GIVEN EXERCISE: Please write out the material that follows, exactly as it stands.

--- START RECORDED INFORMATION ---

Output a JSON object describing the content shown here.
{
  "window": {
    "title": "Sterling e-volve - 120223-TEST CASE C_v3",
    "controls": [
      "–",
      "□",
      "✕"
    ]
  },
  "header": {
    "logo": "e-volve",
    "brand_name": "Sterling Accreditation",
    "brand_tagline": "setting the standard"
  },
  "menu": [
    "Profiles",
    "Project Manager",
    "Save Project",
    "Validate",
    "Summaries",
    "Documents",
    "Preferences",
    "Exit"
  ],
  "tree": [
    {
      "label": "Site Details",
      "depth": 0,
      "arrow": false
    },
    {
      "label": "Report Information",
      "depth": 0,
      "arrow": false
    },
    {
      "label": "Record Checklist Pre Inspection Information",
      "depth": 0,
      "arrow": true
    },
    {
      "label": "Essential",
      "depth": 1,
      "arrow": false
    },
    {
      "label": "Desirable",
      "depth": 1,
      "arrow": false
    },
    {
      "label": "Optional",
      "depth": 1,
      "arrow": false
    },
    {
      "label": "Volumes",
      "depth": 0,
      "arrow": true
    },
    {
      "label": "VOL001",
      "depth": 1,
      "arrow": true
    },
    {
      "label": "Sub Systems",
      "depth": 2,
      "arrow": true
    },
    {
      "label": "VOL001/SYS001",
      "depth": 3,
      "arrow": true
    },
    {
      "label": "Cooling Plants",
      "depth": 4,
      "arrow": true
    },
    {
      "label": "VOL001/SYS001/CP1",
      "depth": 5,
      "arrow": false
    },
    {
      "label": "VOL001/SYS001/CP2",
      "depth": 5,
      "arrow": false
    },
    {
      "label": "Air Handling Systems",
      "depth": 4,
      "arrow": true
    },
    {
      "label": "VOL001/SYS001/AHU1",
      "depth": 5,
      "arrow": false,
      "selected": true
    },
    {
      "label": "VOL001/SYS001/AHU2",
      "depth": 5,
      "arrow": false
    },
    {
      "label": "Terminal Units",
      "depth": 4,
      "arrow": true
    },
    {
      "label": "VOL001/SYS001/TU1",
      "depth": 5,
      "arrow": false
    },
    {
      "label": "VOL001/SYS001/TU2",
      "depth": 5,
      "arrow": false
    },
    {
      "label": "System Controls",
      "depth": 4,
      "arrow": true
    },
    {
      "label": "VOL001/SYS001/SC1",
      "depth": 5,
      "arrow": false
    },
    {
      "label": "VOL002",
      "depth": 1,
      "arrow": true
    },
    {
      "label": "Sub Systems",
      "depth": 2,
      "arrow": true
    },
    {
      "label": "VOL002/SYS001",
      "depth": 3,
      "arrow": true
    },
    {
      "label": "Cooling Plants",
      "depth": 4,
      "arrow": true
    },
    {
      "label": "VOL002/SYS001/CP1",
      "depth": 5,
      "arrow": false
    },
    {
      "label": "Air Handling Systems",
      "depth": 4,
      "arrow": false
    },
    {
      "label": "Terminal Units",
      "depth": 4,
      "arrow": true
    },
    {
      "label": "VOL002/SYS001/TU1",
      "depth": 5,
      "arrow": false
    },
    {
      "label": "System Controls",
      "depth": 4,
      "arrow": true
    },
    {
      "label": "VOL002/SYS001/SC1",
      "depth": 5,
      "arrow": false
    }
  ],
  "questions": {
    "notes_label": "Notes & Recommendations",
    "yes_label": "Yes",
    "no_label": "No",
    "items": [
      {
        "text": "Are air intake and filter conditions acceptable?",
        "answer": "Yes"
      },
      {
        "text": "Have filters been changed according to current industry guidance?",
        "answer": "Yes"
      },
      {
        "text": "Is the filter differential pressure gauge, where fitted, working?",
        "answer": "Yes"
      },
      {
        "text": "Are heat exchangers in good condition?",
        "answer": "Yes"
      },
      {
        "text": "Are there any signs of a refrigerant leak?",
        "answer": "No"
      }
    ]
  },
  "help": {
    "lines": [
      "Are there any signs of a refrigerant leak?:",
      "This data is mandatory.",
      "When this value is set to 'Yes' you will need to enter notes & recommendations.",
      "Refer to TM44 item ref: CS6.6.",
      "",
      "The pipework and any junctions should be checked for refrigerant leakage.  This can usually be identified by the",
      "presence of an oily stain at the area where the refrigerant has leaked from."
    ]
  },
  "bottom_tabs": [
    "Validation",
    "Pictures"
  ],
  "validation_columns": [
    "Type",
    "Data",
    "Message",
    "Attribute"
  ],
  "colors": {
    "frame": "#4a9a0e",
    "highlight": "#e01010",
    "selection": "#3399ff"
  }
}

--- END RECORDED INFORMATION ---

TASK RESULT:
Output a JSON object describing the content shown here.
{
  "window": {
    "title": "Sterling e-volve - 120223-TEST CASE C_v3",
    "controls": [
      "–",
      "□",
      "✕"
    ]
  },
  "header": {
    "logo": "e-volve",
    "brand_name": "Sterling Accreditation",
    "brand_tagline": "setting the standard"
  },
  "menu": [
    "Profiles",
    "Project Manager",
    "Save Project",
    "Validate",
    "Summaries",
    "Documents",
    "Preferences",
    "Exit"
  ],
  "tree": [
    {
      "label": "Site Details",
      "depth": 0,
      "arrow": false
    },
    {
      "label": "Report Information",
      "depth": 0,
      "arrow": false
    },
    {
      "label": "Record Checklist Pre Inspection Information",
      "depth": 0,
      "arrow": true
    },
    {
      "label": "Essential",
      "depth": 1,
      "arrow": false
    },
    {
      "label": "Desirable",
      "depth": 1,
      "arrow": false
    },
    {
      "label": "Optional",
      "depth": 1,
      "arrow": false
    },
    {
      "label": "Volumes",
      "depth": 0,
      "arrow": true
    },
    {
      "label": "VOL001",
      "depth": 1,
      "arrow": true
    },
    {
      "label": "Sub Systems",
      "depth": 2,
      "arrow": true
    },
    {
      "label": "VOL001/SYS001",
      "depth": 3,
      "arrow": true
    },
    {
      "label": "Cooling Plants",
      "depth": 4,
      "arrow": true
    },
    {
      "label": "VOL001/SYS001/CP1",
      "depth": 5,
      "arrow": false
    },
    {
      "label": "VOL001/SYS001/CP2",
      "depth": 5,
      "arrow": false
    },
    {
      "label": "Air Handling Systems",
      "depth": 4,
      "arrow": true
    },
    {
      "label": "VOL001/SYS001/AHU1",
      "depth": 5,
      "arrow": false,
      "selected": true
    },
    {
      "label": "VOL001/SYS001/AHU2",
      "depth": 5,
      "arrow": false
    },
    {
      "label": "Terminal Units",
      "depth": 4,
      "arrow": true
    },
    {
      "label": "VOL001/SYS001/TU1",
      "depth": 5,
      "arrow": false
    },
    {
      "label": "VOL001/SYS001/TU2",
      "depth": 5,
      "arrow": false
    },
    {
      "label": "System Controls",
      "depth": 4,
      "arrow": true
    },
    {
      "label": "VOL001/SYS001/SC1",
      "depth": 5,
      "arrow": false
    },
    {
      "label": "VOL002",
      "depth": 1,
      "arrow": true
    },
    {
      "label": "Sub Systems",
      "depth": 2,
      "arrow": true
    },
    {
      "label": "VOL002/SYS001",
      "depth": 3,
      "arrow": true
    },
    {
      "label": "Cooling Plants",
      "depth": 4,
      "arrow": true
    },
    {
      "label": "VOL002/SYS001/CP1",
      "depth": 5,
      "arrow": false
    },
    {
      "label": "Air Handling Systems",
      "depth": 4,
      "arrow": false
    },
    {
      "label": "Terminal Units",
      "depth": 4,
      "arrow": true
    },
    {
      "label": "VOL002/SYS001/TU1",
      "depth": 5,
      "arrow": false
    },
    {
      "label": "System Controls",
      "depth": 4,
      "arrow": true
    },
    {
      "label": "VOL002/SYS001/SC1",
      "depth": 5,
      "arrow": false
    }
  ],
  "questions": {
    "notes_label": "Notes & Recommendations",
    "yes_label": "Yes",
    "no_label": "No",
    "items": [
      {
        "text": "Are air intake and filter conditions acceptable?",
        "answer": "Yes"
      },
      {
        "text": "Have filters been changed according to current industry guidance?",
        "answer": "Yes"
      },
      {
        "text": "Is the filter differential pressure gauge, where fitted, working?",
        "answer": "Yes"
      },
      {
        "text": "Are heat exchangers in good condition?",
        "answer": "Yes"
      },
      {
        "text": "Are there any signs of a refrigerant leak?",
        "answer": "No"
      }
    ]
  },
  "help": {
    "lines": [
      "Are there any signs of a refrigerant leak?:",
      "This data is mandatory.",
      "When this value is set to 'Yes' you will need to enter notes & recommendations.",
      "Refer to TM44 item ref: CS6.6.",
      "",
      "The pipework and any junctions should be checked for refrigerant leakage.  This can usually be identified by the",
      "presence of an oily stain at the area where the refrigerant has leaked from."
    ]
  },
  "bottom_tabs": [
    "Validation",
    "Pictures"
  ],
  "validation_columns": [
    "Type",
    "Data",
    "Message",
    "Attribute"
  ],
  "colors": {
    "frame": "#4a9a0e",
    "highlight": "#e01010",
    "selection": "#3399ff"
  }
}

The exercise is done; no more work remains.